• PROBLEM:
Report each line of the data that includes the word "Policy".

+ + + +

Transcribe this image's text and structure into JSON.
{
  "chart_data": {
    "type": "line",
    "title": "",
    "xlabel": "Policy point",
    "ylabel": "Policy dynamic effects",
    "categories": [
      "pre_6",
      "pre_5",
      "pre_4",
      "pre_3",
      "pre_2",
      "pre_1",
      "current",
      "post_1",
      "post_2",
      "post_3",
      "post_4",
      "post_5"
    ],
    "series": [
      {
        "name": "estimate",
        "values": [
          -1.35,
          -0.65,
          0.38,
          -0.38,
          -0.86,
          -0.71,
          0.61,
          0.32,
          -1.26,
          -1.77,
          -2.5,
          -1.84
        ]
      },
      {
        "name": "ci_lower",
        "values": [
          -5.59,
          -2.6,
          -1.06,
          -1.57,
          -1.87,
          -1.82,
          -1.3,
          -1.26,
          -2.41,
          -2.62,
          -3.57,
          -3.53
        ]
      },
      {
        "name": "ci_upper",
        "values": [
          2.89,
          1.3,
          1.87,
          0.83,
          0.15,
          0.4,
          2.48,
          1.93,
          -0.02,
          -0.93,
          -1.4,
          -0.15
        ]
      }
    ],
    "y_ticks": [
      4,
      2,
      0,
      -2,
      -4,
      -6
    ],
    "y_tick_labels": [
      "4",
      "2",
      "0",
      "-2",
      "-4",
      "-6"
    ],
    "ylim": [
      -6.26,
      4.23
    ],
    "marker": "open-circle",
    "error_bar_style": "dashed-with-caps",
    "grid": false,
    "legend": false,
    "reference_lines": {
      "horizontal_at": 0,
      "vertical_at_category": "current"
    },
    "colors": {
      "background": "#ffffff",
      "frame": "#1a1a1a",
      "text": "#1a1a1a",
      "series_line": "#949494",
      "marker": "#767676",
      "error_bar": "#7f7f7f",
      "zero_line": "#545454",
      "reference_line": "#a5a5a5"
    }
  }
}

+ + + +

• ANSWER TO THIS TASK:
    "xlabel": "Policy point",
    "ylabel": "Policy dynamic effects",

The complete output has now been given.